_What is expected:_
Print the entries in full, word for word, but not the pictures.

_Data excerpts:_
begin
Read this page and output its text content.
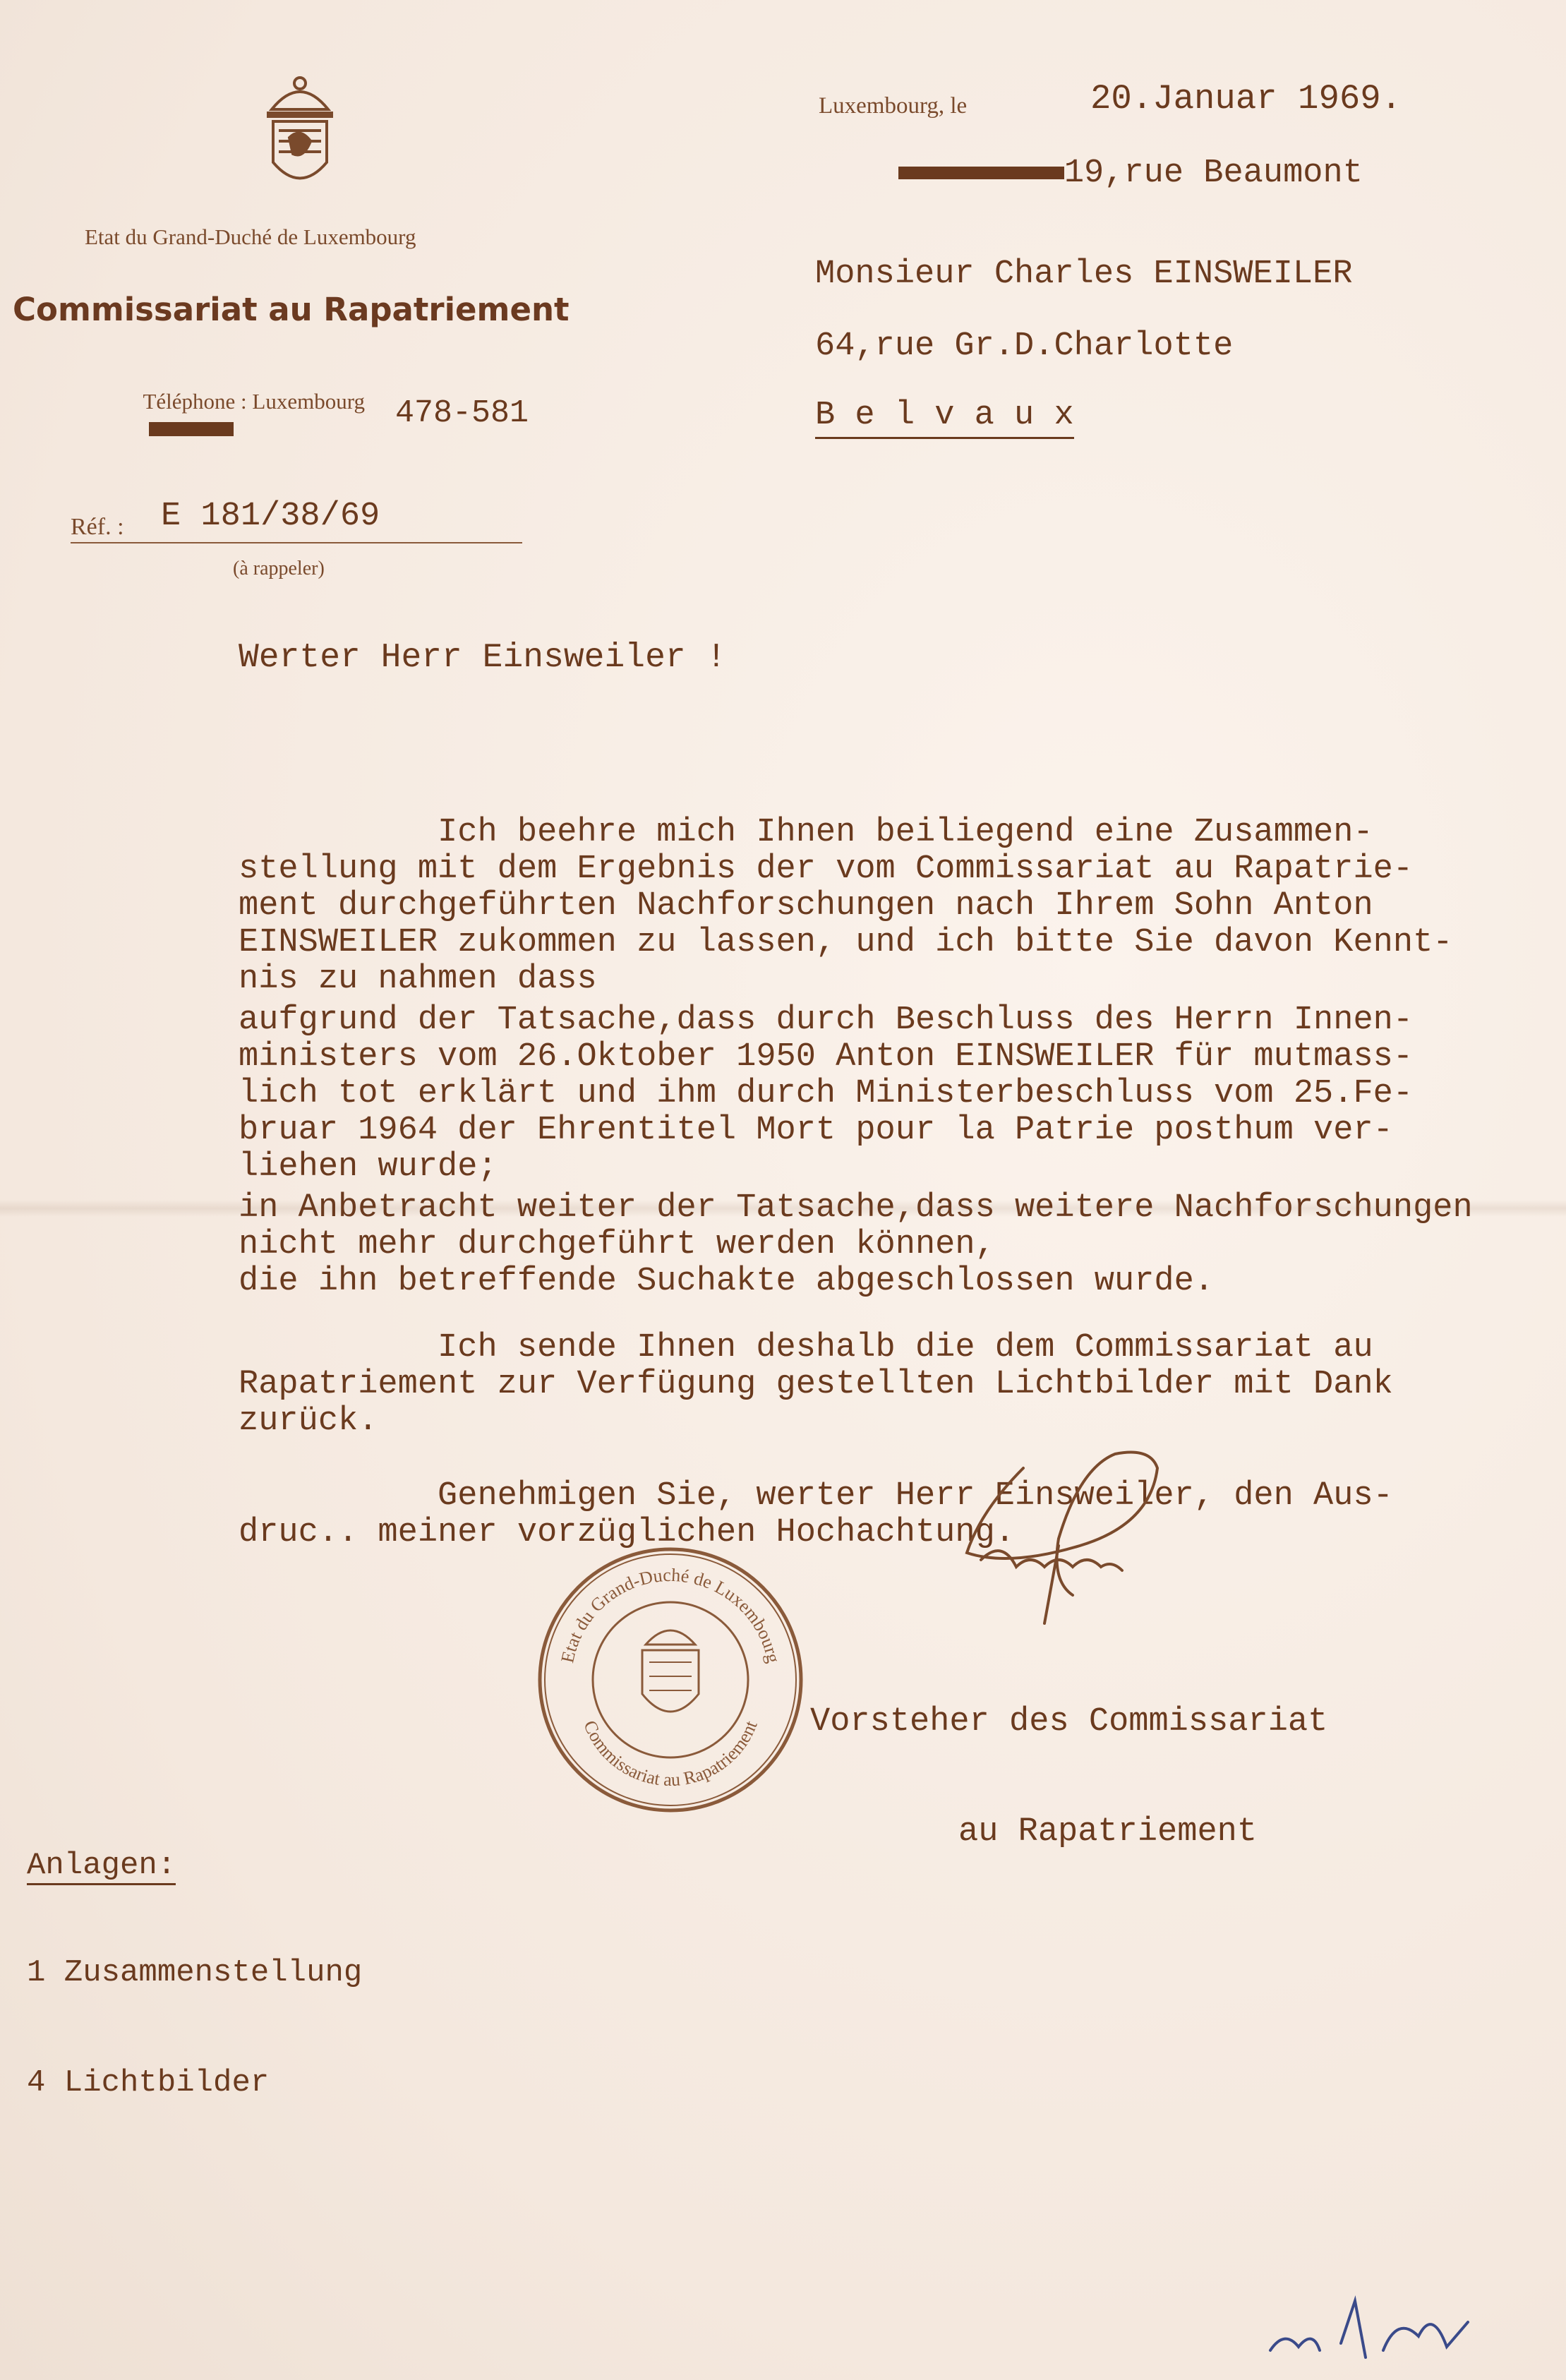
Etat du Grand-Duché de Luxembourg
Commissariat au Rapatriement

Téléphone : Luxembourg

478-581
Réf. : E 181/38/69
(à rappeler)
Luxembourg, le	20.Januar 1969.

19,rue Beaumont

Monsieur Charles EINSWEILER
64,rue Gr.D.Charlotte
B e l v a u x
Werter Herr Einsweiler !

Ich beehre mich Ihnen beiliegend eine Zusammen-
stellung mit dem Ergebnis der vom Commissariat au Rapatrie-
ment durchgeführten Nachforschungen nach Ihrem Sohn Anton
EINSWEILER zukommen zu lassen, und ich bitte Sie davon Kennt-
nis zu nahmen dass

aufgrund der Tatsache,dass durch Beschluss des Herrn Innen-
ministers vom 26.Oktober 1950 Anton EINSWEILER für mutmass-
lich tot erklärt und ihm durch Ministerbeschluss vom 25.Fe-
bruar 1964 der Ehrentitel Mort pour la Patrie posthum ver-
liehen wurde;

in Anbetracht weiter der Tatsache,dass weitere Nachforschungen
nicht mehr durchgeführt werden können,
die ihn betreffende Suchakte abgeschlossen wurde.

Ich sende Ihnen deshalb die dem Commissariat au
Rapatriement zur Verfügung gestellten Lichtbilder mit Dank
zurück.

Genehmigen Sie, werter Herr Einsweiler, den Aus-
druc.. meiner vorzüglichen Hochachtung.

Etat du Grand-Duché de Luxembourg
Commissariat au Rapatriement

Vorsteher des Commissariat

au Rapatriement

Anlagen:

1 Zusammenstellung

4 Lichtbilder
end
_Solution to this problem:_
Read this page and output its text content.
Etat du Grand-Duché de Luxembourg
Commissariat au Rapatriement

Téléphone : Luxembourg

478-581
Réf. : E 181/38/69
(à rappeler)
Luxembourg, le	20.Januar 1969.

19,rue Beaumont

Monsieur Charles EINSWEILER
64,rue Gr.D.Charlotte
B e l v a u x
Werter Herr Einsweiler !

Ich beehre mich Ihnen beiliegend eine Zusammen-
stellung mit dem Ergebnis der vom Commissariat au Rapatrie-
ment durchgeführten Nachforschungen nach Ihrem Sohn Anton
EINSWEILER zukommen zu lassen, und ich bitte Sie davon Kennt-
nis zu nahmen dass

aufgrund der Tatsache,dass durch Beschluss des Herrn Innen-
ministers vom 26.Oktober 1950 Anton EINSWEILER für mutmass-
lich tot erklärt und ihm durch Ministerbeschluss vom 25.Fe-
bruar 1964 der Ehrentitel Mort pour la Patrie posthum ver-
liehen wurde;

in Anbetracht weiter der Tatsache,dass weitere Nachforschungen
nicht mehr durchgeführt werden können,
die ihn betreffende Suchakte abgeschlossen wurde.

Ich sende Ihnen deshalb die dem Commissariat au
Rapatriement zur Verfügung gestellten Lichtbilder mit Dank
zurück.

Genehmigen Sie, werter Herr Einsweiler, den Aus-
druc.. meiner vorzüglichen Hochachtung.

Etat du Grand-Duché de Luxembourg
Commissariat au Rapatriement

Vorsteher des Commissariat

au Rapatriement

Anlagen:

1 Zusammenstellung

4 Lichtbilder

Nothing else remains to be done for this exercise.